WHAT THE TASK ASKS → Extract every line where the string "аллея" appears.

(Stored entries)
────────────────────

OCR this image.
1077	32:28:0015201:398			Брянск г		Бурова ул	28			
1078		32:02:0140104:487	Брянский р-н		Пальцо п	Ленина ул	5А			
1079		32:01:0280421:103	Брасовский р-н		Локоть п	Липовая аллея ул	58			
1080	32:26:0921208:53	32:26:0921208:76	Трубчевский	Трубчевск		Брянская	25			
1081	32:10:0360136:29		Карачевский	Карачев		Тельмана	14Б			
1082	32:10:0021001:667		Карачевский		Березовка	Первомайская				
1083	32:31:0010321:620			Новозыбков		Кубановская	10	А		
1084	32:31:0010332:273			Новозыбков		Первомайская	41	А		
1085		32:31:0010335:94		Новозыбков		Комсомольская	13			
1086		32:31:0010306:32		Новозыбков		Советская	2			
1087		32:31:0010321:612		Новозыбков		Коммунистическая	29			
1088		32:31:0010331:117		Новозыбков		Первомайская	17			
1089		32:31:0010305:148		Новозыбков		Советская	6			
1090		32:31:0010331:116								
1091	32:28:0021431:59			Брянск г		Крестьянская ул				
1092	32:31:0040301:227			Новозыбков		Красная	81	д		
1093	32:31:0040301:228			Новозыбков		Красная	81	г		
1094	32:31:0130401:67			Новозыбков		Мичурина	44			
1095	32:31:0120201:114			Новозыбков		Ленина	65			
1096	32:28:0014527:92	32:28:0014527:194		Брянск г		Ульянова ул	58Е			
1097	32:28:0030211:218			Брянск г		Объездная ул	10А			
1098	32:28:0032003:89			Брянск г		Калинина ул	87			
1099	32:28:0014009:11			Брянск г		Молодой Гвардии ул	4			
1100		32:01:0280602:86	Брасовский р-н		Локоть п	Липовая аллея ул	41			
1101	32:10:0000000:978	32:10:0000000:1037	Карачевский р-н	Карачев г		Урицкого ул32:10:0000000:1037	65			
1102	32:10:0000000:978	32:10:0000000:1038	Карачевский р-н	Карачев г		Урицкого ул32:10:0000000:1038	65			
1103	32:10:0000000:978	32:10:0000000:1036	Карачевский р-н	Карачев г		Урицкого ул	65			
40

────────────────────

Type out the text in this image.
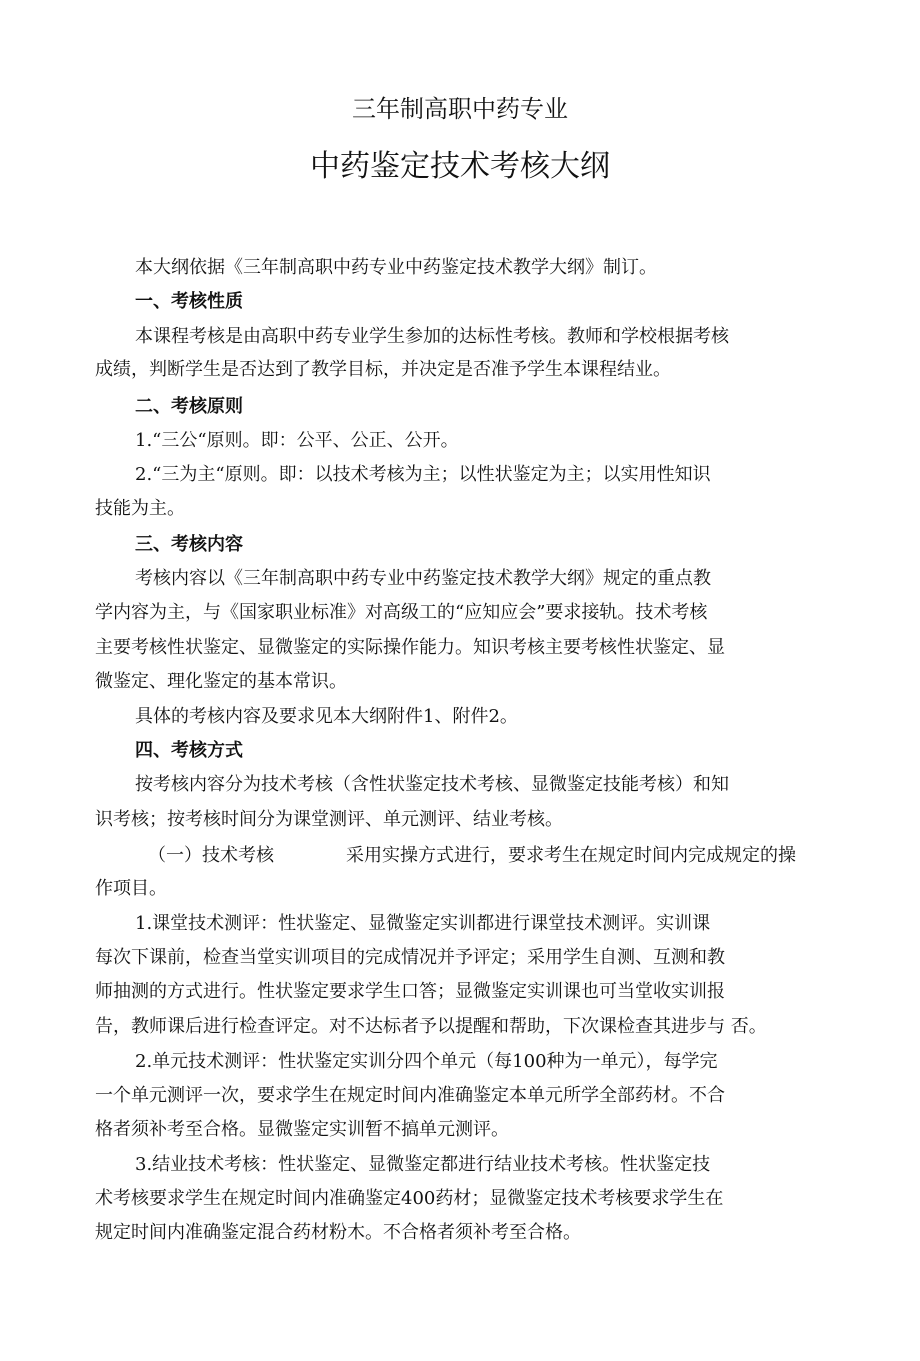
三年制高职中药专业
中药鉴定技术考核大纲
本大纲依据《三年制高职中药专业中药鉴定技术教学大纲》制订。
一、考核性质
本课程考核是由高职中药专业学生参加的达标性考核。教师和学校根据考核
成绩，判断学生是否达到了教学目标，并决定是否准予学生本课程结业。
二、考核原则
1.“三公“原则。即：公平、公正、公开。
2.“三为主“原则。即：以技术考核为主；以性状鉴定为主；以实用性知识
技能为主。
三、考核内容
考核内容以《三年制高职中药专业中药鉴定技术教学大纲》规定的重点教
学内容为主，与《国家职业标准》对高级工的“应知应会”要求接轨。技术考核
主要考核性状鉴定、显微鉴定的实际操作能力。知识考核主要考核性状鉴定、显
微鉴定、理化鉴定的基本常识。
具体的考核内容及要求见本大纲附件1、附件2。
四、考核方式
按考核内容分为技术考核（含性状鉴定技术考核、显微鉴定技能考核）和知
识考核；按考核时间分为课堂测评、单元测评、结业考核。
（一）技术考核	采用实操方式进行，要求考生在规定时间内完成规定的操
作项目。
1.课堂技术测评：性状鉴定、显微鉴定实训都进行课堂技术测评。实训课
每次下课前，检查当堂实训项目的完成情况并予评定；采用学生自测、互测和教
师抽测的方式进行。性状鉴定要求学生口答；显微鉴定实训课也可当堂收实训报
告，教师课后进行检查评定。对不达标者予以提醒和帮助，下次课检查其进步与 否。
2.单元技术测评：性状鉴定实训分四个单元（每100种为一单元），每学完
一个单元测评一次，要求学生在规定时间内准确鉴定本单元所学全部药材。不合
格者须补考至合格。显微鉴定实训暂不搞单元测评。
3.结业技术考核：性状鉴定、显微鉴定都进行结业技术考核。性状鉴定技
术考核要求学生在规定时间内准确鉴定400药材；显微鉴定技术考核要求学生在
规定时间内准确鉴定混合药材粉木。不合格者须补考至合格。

────────────────────

EXPECTED OUTPUT →
1079		32:01:0280421:103	Брасовский р-н		Локоть п	Липовая аллея ул	58			
1100		32:01:0280602:86	Брасовский р-н		Локоть п	Липовая аллея ул	41			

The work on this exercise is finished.